(Records)
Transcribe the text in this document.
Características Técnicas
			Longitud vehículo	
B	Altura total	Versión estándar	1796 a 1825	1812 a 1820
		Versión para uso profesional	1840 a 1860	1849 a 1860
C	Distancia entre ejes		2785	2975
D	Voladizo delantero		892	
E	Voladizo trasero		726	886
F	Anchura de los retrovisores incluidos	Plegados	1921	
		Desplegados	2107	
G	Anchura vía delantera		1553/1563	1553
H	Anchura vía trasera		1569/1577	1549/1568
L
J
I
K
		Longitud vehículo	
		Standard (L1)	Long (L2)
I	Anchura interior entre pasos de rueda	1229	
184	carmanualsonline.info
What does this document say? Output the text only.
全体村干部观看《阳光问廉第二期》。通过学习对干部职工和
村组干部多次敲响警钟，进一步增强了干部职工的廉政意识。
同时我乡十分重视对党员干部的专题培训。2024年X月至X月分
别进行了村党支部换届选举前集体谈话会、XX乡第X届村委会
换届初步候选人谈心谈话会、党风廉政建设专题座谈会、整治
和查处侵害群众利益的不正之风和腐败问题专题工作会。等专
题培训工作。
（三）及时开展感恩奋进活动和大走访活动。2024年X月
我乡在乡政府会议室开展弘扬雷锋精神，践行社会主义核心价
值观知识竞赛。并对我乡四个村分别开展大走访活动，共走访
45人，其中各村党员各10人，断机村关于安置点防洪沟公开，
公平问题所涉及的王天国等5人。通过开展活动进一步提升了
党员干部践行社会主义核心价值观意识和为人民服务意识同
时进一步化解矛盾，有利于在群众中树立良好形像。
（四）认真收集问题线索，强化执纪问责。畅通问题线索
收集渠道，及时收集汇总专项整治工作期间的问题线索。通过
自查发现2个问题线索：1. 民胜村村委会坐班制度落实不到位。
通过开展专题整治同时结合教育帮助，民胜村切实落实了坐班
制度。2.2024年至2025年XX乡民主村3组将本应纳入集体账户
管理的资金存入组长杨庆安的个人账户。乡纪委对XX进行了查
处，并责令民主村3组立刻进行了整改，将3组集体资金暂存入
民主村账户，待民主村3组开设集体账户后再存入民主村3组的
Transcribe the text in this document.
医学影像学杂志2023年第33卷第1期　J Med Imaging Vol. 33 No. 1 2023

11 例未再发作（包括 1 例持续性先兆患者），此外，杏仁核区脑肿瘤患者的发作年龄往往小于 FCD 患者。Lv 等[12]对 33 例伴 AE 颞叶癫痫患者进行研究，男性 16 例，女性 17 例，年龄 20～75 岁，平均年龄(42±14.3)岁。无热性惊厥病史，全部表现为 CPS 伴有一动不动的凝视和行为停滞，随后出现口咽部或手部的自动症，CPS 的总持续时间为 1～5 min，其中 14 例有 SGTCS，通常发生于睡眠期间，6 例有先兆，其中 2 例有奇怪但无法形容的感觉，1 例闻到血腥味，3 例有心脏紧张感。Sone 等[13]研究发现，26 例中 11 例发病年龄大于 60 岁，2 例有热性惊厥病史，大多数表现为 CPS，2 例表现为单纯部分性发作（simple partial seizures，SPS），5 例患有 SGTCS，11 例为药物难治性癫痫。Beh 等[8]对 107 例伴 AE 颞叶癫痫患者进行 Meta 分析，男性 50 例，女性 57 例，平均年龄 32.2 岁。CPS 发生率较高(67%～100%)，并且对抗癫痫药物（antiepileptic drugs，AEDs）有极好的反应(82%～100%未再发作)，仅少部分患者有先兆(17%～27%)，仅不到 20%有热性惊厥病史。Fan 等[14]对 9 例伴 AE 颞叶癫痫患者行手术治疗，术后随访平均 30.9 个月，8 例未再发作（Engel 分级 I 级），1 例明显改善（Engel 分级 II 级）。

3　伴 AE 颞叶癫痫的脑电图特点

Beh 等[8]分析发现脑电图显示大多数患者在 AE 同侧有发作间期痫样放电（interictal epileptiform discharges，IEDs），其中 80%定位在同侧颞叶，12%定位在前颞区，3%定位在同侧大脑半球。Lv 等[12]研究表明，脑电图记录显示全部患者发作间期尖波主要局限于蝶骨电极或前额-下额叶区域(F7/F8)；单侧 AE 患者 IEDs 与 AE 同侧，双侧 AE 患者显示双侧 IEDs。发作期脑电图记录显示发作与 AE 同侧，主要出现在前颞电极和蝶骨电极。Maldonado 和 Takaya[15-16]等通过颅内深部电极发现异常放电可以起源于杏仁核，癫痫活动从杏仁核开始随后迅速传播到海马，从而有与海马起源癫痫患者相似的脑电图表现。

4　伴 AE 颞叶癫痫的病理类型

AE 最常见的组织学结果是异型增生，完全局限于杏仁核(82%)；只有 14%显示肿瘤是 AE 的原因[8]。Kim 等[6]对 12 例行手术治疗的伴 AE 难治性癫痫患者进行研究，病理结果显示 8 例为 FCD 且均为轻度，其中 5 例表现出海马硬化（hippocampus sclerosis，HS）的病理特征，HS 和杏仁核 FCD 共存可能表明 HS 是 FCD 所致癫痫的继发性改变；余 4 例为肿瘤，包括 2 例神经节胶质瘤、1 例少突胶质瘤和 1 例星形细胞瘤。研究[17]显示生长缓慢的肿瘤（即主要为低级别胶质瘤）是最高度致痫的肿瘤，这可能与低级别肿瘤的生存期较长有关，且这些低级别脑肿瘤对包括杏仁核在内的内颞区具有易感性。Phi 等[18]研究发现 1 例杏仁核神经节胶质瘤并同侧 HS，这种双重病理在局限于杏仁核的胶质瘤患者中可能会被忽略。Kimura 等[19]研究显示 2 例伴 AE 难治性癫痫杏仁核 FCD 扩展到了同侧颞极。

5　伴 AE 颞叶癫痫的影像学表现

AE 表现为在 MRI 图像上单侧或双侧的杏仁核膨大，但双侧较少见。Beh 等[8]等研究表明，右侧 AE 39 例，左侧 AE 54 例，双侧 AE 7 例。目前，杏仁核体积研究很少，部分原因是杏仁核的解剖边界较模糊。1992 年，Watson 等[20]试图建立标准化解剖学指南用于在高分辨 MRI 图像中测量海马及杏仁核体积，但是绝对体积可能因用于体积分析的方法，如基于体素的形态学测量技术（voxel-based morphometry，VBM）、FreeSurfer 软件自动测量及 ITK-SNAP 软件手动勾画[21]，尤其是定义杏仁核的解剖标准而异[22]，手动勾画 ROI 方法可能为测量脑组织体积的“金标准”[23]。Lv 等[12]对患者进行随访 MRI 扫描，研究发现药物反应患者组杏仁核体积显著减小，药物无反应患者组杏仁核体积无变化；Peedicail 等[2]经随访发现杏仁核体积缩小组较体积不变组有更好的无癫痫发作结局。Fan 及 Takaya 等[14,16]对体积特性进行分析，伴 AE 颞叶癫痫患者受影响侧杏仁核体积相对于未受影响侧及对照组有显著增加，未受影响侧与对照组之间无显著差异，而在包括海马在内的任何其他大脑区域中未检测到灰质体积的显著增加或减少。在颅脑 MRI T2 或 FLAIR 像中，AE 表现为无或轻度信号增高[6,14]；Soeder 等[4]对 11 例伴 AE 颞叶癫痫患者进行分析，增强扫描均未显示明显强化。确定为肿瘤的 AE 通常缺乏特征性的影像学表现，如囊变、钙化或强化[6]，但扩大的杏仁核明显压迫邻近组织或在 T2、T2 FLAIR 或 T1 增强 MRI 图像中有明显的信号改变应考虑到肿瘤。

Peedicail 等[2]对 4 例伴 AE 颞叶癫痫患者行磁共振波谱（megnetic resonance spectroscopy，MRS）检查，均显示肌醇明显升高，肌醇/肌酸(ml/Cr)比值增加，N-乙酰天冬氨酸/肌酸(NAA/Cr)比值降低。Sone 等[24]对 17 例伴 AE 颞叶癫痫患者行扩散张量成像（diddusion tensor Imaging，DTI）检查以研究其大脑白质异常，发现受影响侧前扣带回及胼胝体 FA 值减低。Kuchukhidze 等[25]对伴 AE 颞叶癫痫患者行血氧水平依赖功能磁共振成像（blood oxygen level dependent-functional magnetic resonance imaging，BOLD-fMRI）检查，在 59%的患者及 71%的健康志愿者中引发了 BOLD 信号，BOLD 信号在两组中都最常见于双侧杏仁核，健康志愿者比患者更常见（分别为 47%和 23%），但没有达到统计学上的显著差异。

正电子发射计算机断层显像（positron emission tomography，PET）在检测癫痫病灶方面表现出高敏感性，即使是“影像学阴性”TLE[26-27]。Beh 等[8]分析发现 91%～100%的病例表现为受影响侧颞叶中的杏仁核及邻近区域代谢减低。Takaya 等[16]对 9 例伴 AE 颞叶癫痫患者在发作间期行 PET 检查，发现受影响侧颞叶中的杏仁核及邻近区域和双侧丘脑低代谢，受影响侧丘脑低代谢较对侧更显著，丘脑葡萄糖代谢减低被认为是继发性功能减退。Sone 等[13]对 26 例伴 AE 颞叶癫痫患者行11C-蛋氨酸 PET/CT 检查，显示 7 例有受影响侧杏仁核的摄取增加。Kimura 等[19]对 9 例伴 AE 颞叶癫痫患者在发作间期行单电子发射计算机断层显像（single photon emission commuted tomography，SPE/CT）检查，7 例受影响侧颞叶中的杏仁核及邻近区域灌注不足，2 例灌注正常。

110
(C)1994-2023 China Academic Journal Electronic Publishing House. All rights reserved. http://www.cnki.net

**Stated exercise:**
Of all the lines above, how many contain the word "entre"? Answer with only the number.

**Solution:**
2